### TASK DETAILS
Which lines below hold the word "Eigenschaften"? Report each one.
▶
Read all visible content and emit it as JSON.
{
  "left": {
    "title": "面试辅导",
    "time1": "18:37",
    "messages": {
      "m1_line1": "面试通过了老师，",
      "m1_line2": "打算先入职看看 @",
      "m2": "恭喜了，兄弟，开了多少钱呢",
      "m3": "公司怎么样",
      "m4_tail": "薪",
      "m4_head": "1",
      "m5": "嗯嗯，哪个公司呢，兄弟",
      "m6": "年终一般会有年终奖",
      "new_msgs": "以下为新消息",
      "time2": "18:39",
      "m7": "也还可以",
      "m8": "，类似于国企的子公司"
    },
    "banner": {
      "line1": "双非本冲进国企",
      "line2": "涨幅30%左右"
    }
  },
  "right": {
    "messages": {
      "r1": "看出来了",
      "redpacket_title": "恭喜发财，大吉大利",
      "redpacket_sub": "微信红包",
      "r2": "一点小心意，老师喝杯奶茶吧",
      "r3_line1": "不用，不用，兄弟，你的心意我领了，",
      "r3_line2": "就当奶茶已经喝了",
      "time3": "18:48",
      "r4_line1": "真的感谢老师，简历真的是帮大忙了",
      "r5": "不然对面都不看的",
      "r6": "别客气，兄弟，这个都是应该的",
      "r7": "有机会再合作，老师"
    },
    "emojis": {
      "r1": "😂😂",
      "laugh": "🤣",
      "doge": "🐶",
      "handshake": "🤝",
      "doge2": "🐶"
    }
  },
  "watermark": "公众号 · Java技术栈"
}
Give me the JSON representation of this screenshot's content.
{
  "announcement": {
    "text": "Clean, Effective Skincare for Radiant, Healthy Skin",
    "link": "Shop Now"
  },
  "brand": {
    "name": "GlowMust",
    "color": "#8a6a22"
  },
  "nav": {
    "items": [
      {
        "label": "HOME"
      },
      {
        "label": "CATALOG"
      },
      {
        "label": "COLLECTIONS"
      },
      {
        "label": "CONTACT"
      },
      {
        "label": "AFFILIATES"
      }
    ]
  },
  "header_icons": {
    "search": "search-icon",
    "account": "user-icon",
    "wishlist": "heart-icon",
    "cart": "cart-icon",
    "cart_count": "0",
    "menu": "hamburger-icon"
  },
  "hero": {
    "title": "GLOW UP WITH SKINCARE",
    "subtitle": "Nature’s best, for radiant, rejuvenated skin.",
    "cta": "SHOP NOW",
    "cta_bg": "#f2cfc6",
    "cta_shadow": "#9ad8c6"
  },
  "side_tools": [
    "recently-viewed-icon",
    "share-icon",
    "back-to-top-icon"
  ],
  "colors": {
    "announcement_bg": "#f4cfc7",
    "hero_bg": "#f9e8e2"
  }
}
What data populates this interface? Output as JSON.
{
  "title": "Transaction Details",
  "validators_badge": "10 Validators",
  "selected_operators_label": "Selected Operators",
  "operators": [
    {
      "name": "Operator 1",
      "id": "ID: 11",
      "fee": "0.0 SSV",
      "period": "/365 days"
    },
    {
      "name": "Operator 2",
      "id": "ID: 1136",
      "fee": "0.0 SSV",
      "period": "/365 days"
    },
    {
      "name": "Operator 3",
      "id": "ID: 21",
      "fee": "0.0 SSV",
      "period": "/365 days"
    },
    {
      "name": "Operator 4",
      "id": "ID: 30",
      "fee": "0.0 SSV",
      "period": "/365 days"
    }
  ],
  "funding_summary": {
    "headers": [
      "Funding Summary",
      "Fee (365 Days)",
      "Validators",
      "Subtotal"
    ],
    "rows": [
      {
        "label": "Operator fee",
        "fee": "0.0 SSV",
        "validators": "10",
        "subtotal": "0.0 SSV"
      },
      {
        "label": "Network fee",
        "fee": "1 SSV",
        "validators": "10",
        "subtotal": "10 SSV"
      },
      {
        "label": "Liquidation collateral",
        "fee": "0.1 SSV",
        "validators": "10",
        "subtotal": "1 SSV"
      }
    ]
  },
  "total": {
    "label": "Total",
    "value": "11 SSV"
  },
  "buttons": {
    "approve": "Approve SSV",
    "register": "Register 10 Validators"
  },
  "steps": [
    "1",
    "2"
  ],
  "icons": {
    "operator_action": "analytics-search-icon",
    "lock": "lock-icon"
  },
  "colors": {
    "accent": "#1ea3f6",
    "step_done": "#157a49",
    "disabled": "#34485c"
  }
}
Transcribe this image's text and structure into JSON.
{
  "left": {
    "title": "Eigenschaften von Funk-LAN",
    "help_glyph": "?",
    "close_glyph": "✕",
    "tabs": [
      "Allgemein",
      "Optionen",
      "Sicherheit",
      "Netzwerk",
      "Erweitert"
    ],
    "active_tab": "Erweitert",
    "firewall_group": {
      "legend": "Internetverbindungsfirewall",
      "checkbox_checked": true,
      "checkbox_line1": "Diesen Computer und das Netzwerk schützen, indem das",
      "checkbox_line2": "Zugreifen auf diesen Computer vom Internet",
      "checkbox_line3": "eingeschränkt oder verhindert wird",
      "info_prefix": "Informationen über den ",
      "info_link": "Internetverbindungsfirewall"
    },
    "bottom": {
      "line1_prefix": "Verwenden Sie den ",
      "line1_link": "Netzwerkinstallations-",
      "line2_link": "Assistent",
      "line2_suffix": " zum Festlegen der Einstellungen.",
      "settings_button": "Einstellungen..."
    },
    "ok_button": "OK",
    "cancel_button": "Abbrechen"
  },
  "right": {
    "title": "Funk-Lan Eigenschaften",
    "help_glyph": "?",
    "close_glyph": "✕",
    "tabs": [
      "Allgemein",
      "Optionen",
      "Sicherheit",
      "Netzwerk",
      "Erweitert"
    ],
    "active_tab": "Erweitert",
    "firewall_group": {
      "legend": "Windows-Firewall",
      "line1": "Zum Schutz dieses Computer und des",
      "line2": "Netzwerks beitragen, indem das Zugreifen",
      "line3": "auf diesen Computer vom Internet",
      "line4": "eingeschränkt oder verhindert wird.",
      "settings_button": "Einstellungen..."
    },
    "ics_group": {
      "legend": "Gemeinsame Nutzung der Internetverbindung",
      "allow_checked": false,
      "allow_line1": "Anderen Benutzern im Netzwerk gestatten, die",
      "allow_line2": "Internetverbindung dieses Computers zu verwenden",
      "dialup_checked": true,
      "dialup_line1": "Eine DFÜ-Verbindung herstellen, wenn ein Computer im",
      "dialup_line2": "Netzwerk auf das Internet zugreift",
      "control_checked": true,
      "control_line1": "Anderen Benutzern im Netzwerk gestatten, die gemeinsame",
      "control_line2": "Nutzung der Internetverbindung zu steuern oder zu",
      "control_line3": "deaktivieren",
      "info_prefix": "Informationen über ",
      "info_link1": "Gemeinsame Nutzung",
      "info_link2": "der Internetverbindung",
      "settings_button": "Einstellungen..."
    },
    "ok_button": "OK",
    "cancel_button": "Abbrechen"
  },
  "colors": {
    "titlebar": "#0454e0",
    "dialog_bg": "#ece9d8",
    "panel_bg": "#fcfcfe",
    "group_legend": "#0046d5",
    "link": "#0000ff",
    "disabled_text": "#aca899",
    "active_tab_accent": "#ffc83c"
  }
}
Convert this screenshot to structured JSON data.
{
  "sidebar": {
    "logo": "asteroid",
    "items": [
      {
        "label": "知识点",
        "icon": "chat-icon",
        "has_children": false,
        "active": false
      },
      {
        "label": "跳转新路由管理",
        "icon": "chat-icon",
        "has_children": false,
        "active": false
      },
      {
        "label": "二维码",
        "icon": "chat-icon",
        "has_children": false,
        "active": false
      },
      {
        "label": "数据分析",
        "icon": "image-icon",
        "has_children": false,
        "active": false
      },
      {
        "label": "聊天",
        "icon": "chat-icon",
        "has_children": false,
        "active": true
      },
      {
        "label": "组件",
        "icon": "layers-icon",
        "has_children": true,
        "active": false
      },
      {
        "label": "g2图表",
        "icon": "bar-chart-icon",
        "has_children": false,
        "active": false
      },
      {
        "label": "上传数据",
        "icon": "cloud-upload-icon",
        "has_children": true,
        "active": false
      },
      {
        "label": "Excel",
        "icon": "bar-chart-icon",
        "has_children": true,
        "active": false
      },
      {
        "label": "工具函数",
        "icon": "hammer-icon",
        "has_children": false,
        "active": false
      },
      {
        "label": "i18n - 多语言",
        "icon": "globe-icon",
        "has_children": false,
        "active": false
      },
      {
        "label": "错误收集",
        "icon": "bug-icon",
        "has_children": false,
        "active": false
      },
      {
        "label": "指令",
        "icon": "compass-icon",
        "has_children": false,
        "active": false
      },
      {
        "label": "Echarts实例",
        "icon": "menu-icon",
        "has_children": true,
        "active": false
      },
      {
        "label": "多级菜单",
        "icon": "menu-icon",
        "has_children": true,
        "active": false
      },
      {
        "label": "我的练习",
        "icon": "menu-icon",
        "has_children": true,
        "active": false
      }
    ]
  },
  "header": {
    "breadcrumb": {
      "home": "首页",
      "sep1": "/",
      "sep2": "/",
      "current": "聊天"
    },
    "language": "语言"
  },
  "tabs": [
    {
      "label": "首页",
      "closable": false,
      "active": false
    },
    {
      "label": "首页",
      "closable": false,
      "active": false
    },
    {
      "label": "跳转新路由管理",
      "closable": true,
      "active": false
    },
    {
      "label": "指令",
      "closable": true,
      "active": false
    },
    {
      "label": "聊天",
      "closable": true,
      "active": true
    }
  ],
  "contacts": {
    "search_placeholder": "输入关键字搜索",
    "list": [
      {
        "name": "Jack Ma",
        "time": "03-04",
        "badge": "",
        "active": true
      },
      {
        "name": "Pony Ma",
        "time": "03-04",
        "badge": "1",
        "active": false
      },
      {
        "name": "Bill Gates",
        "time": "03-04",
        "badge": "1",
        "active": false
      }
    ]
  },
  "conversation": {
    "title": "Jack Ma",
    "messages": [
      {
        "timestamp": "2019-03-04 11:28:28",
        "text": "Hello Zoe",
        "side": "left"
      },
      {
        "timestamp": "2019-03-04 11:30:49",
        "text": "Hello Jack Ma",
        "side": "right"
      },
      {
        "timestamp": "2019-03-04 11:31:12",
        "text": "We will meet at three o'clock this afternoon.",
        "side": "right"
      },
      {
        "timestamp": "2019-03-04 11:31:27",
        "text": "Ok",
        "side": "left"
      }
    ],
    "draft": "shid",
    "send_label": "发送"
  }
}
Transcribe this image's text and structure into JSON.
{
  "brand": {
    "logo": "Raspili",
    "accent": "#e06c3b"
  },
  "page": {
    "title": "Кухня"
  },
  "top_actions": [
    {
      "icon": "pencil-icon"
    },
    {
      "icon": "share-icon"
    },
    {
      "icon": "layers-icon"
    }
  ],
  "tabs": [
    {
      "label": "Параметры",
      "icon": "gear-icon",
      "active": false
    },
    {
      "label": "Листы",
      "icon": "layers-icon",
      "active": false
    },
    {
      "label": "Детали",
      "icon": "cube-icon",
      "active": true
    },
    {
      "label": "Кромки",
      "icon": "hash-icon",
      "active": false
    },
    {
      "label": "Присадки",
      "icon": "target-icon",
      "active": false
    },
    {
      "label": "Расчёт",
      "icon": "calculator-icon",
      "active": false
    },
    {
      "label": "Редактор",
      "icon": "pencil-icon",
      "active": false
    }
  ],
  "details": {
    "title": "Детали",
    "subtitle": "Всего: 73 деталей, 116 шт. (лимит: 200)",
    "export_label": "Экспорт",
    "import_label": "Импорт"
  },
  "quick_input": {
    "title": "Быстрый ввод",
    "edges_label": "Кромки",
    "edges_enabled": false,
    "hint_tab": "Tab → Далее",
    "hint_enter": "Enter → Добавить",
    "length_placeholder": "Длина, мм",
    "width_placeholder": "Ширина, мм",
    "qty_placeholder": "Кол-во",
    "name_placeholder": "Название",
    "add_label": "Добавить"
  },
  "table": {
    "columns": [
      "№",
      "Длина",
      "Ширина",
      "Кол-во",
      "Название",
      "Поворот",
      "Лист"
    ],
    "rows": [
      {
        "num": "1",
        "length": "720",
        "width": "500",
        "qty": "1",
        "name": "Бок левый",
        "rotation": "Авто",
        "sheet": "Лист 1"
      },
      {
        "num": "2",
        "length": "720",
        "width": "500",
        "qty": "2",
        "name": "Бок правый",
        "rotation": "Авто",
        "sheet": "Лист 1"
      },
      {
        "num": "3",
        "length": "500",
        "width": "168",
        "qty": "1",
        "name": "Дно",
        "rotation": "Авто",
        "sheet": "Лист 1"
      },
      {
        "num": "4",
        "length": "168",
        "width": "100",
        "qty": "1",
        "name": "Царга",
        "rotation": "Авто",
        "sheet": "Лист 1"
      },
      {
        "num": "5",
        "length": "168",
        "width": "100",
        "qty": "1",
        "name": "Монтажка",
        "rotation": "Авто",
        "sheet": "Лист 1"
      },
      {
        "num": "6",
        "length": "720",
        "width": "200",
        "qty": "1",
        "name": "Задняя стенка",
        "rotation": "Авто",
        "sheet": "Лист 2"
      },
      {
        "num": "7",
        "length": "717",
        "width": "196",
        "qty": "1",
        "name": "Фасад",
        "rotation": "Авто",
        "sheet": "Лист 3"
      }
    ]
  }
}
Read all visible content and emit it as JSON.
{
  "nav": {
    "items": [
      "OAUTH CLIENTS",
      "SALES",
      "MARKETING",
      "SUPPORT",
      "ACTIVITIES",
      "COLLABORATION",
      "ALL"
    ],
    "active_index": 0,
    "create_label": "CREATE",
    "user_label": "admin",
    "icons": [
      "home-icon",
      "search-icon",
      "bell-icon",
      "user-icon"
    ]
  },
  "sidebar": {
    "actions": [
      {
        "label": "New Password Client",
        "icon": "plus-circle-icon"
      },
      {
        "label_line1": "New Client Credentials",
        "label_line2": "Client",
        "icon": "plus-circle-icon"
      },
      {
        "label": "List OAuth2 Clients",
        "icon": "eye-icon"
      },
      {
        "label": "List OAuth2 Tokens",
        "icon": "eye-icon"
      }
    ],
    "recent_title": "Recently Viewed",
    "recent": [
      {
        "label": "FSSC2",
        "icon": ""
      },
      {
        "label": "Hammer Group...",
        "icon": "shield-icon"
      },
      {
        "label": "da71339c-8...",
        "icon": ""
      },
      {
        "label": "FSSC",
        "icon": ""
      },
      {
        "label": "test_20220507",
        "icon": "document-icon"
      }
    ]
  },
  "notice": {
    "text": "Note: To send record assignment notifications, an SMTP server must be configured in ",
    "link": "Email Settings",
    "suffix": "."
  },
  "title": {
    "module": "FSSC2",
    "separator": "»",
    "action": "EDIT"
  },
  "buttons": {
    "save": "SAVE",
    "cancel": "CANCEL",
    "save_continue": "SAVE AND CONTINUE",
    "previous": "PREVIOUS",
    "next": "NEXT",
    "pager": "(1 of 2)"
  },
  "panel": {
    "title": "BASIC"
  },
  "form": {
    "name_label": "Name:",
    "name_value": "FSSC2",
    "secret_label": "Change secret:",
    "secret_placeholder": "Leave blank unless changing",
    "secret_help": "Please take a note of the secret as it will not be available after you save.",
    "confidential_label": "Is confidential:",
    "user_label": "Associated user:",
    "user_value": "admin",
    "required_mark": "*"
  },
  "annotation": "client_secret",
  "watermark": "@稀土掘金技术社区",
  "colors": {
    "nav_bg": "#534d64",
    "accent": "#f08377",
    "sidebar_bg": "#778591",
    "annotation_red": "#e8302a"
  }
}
◀
### ANSWER
    "title": "Eigenschaften von Funk-LAN",
    "title": "Funk-Lan Eigenschaften",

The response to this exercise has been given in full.